**Stored items:**

══════════

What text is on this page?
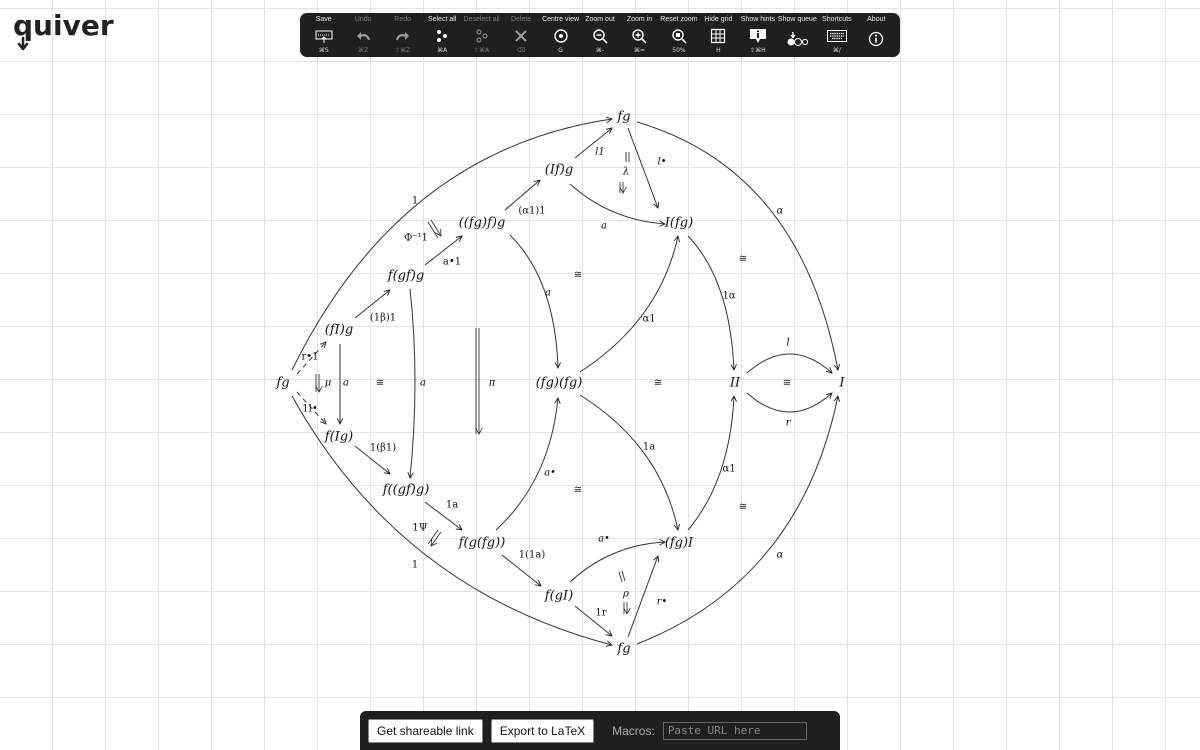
quiver	Save
⌘S
Undo
⌘Z
Redo
⇧⌘Z
Select all
⌘A
Deselect all
⇧⌘A
Delete
⌫
Centre view
G
Zoom out
⌘-
Zoom in
⌘=
Reset zoom
50%
Hide grid
H
Show hints
⇧⌘H
Show queue Shortcuts
⌘/
About
fg
(fI)g
f(Ig)
f(gf)g
f((gf)g)
((fg)f)g
f(g(fg))
(If)g
f(gI)
fg
fg
I(fg)
(fg)I
(fg)(fg)	II	I
1
1
Φ⁻¹1
a•1
(1β)1
1(β1)
r•1
1l•
μ a	a
≅	π
(α1)1
a
a
a•
1a
1(1a)
1Ψ
l1
λ
l•
α1
1α
1a
α1
a•
ρ
1r
r•
α
α
≅
≅
≅
≅
≅
l
r
≅
Get shareable link	Export to LaTeX	Macros:
Paste URL here
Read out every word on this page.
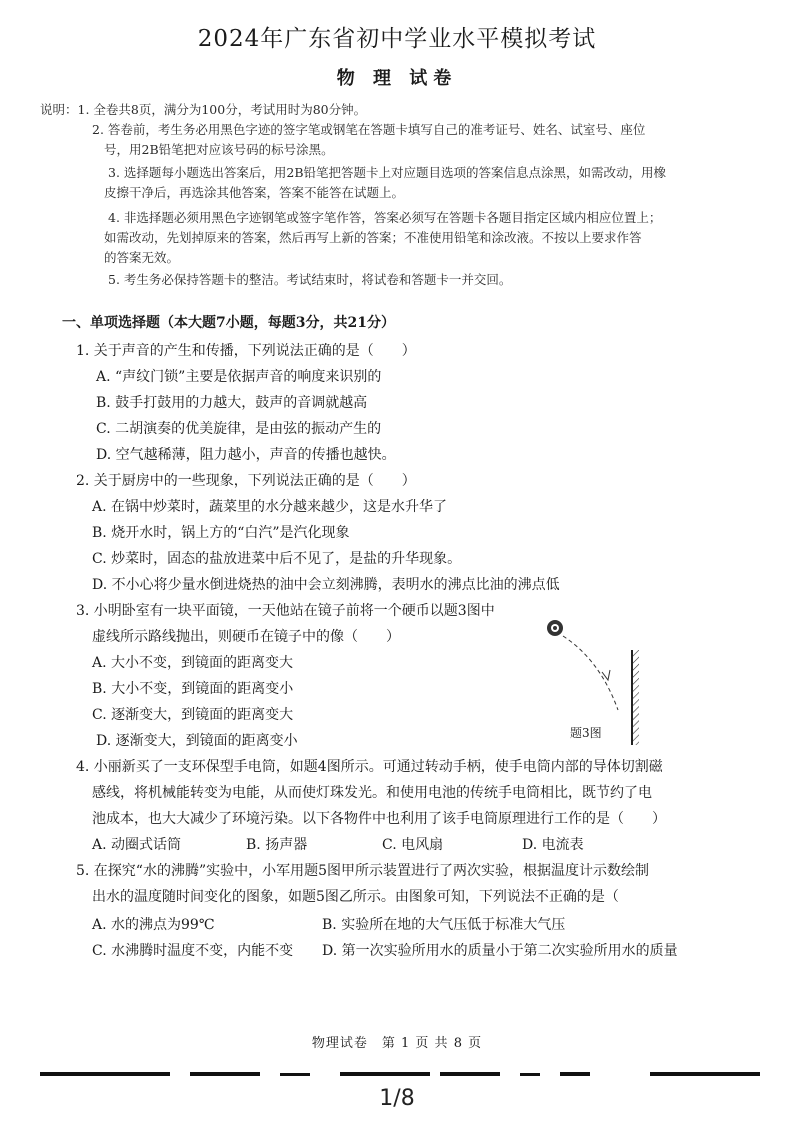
2024年广东省初中学业水平模拟考试
物 理 试卷
说明：1. 全卷共8页，满分为100分，考试用时为80分钟。
2. 答卷前，考生务必用黑色字迹的签字笔或钢笔在答题卡填写自己的准考证号、姓名、试室号、座位
号，用2B铅笔把对应该号码的标号涂黑。
3. 选择题每小题选出答案后，用2B铅笔把答题卡上对应题目选项的答案信息点涂黑，如需改动，用橡
皮擦干净后，再选涂其他答案，答案不能答在试题上。
4. 非选择题必须用黑色字迹钢笔或签字笔作答，答案必须写在答题卡各题目指定区域内相应位置上；
如需改动，先划掉原来的答案，然后再写上新的答案；不准使用铅笔和涂改液。不按以上要求作答
的答案无效。
5. 考生务必保持答题卡的整洁。考试结束时，将试卷和答题卡一并交回。
一、单项选择题（本大题7小题，每题3分，共21分）
1. 关于声音的产生和传播，下列说法正确的是（　　）
A. “声纹门锁”主要是依据声音的响度来识别的
B. 鼓手打鼓用的力越大，鼓声的音调就越高
C. 二胡演奏的优美旋律，是由弦的振动产生的
D. 空气越稀薄，阻力越小，声音的传播也越快。
2. 关于厨房中的一些现象，下列说法正确的是（　　）
A. 在锅中炒菜时，蔬菜里的水分越来越少，这是水升华了
B. 烧开水时，锅上方的“白汽”是汽化现象
C. 炒菜时，固态的盐放进菜中后不见了，是盐的升华现象。
D. 不小心将少量水倒进烧热的油中会立刻沸腾，表明水的沸点比油的沸点低
3. 小明卧室有一块平面镜，一天他站在镜子前将一个硬币以题3图中
虚线所示路线抛出，则硬币在镜子中的像（　　）
A. 大小不变，到镜面的距离变大
B. 大小不变，到镜面的距离变小
C. 逐渐变大，到镜面的距离变大
D. 逐渐变大，到镜面的距离变小	题3图
4. 小丽新买了一支环保型手电筒，如题4图所示。可通过转动手柄，使手电筒内部的导体切割磁
感线，将机械能转变为电能，从而使灯珠发光。和使用电池的传统手电筒相比，既节约了电
池成本，也大大减少了环境污染。以下各物件中也利用了该手电筒原理进行工作的是（　　）
A. 动圈式话筒	B. 扬声器	C. 电风扇	D. 电流表
5. 在探究“水的沸腾”实验中，小军用题5图甲所示装置进行了两次实验，根据温度计示数绘制
出水的温度随时间变化的图象，如题5图乙所示。由图象可知，下列说法不正确的是（
A. 水的沸点为99℃	B. 实验所在地的大气压低于标准大气压
C. 水沸腾时温度不变，内能不变 D. 第一次实验所用水的质量小于第二次实验所用水的质量
物理试卷　第 1 页 共 8 页
1/8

══════════

**GIVEN TASK:**
Transcribe the entries above verbatim, omitting their pictures.

**EXPECTED OUTPUT:**
What text is on this page?
quiver	Save
⌘S
Undo
⌘Z
Redo
⇧⌘Z
Select all
⌘A
Deselect all
⇧⌘A
Delete
⌫
Centre view
G
Zoom out
⌘-
Zoom in
⌘=
Reset zoom
50%
Hide grid
H
Show hints
⇧⌘H
Show queue Shortcuts
⌘/
About
fg
(fI)g
f(Ig)
f(gf)g
f((gf)g)
((fg)f)g
f(g(fg))
(If)g
f(gI)
fg
fg
I(fg)
(fg)I
(fg)(fg)	II	I
1
1
Φ⁻¹1
a•1
(1β)1
1(β1)
r•1
1l•
μ a	a
≅	π
(α1)1
a
a
a•
1a
1(1a)
1Ψ
l1
λ
l•
α1
1α
1a
α1
a•
ρ
1r
r•
α
α
≅
≅
≅
≅
≅
l
r
≅
Get shareable link	Export to LaTeX	Macros:
Paste URL here
Read out every word on this page.
2024年广东省初中学业水平模拟考试
物 理 试卷
说明：1. 全卷共8页，满分为100分，考试用时为80分钟。
2. 答卷前，考生务必用黑色字迹的签字笔或钢笔在答题卡填写自己的准考证号、姓名、试室号、座位
号，用2B铅笔把对应该号码的标号涂黑。
3. 选择题每小题选出答案后，用2B铅笔把答题卡上对应题目选项的答案信息点涂黑，如需改动，用橡
皮擦干净后，再选涂其他答案，答案不能答在试题上。
4. 非选择题必须用黑色字迹钢笔或签字笔作答，答案必须写在答题卡各题目指定区域内相应位置上；
如需改动，先划掉原来的答案，然后再写上新的答案；不准使用铅笔和涂改液。不按以上要求作答
的答案无效。
5. 考生务必保持答题卡的整洁。考试结束时，将试卷和答题卡一并交回。
一、单项选择题（本大题7小题，每题3分，共21分）
1. 关于声音的产生和传播，下列说法正确的是（　　）
A. “声纹门锁”主要是依据声音的响度来识别的
B. 鼓手打鼓用的力越大，鼓声的音调就越高
C. 二胡演奏的优美旋律，是由弦的振动产生的
D. 空气越稀薄，阻力越小，声音的传播也越快。
2. 关于厨房中的一些现象，下列说法正确的是（　　）
A. 在锅中炒菜时，蔬菜里的水分越来越少，这是水升华了
B. 烧开水时，锅上方的“白汽”是汽化现象
C. 炒菜时，固态的盐放进菜中后不见了，是盐的升华现象。
D. 不小心将少量水倒进烧热的油中会立刻沸腾，表明水的沸点比油的沸点低
3. 小明卧室有一块平面镜，一天他站在镜子前将一个硬币以题3图中
虚线所示路线抛出，则硬币在镜子中的像（　　）
A. 大小不变，到镜面的距离变大
B. 大小不变，到镜面的距离变小
C. 逐渐变大，到镜面的距离变大
D. 逐渐变大，到镜面的距离变小	题3图
4. 小丽新买了一支环保型手电筒，如题4图所示。可通过转动手柄，使手电筒内部的导体切割磁
感线，将机械能转变为电能，从而使灯珠发光。和使用电池的传统手电筒相比，既节约了电
池成本，也大大减少了环境污染。以下各物件中也利用了该手电筒原理进行工作的是（　　）
A. 动圈式话筒	B. 扬声器	C. 电风扇	D. 电流表
5. 在探究“水的沸腾”实验中，小军用题5图甲所示装置进行了两次实验，根据温度计示数绘制
出水的温度随时间变化的图象，如题5图乙所示。由图象可知，下列说法不正确的是（
A. 水的沸点为99℃	B. 实验所在地的大气压低于标准大气压
C. 水沸腾时温度不变，内能不变 D. 第一次实验所用水的质量小于第二次实验所用水的质量
物理试卷　第 1 页 共 8 页
1/8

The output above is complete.